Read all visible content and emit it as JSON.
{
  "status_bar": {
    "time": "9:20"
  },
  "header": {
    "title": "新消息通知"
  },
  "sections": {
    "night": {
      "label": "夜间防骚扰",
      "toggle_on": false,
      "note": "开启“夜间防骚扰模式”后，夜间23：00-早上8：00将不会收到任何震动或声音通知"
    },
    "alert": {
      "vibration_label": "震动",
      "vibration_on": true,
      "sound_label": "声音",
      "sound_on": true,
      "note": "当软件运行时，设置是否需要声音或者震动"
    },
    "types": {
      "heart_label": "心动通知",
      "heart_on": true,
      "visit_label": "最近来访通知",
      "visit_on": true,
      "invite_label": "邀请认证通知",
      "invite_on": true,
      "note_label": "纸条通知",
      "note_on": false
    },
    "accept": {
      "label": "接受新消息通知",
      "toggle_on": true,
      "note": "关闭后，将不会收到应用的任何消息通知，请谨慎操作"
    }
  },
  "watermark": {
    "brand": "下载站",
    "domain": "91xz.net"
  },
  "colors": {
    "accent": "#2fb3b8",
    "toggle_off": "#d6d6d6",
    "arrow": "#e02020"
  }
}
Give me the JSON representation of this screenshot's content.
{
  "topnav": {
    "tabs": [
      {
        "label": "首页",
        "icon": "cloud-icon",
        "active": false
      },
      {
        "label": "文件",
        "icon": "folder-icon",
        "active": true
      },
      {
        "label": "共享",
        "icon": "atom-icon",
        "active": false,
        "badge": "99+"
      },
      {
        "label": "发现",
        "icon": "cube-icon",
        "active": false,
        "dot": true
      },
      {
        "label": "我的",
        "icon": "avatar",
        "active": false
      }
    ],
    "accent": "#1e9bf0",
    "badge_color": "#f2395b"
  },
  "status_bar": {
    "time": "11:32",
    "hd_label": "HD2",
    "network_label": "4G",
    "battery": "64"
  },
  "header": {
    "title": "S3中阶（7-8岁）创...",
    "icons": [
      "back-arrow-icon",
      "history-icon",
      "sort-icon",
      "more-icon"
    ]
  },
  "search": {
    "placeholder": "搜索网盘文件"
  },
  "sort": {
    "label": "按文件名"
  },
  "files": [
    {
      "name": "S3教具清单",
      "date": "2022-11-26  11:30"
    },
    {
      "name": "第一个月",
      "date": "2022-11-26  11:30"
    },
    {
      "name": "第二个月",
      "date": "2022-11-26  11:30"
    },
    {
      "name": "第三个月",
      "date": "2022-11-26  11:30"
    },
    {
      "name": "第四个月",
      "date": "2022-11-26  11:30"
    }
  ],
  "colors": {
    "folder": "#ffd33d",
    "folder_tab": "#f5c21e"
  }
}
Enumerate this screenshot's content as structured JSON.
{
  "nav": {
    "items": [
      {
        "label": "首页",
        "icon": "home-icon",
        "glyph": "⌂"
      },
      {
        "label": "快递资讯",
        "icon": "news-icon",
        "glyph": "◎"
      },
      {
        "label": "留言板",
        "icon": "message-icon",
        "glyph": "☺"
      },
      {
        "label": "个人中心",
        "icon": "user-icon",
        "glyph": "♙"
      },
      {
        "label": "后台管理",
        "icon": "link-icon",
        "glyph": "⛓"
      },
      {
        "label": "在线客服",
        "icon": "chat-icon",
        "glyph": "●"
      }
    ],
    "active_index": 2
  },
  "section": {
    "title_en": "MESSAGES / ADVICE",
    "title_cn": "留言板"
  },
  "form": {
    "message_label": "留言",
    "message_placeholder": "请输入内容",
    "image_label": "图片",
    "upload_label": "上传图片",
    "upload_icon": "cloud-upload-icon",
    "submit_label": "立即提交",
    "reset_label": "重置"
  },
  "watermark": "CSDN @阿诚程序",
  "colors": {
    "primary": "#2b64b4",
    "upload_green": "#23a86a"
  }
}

**YOUR TASK**
Out of the material above, select every line that holds the string "content".

**RESULT**
Read all visible content and emit it as JSON.
Give me the JSON representation of this screenshot's content.
Enumerate this screenshot's content as structured JSON.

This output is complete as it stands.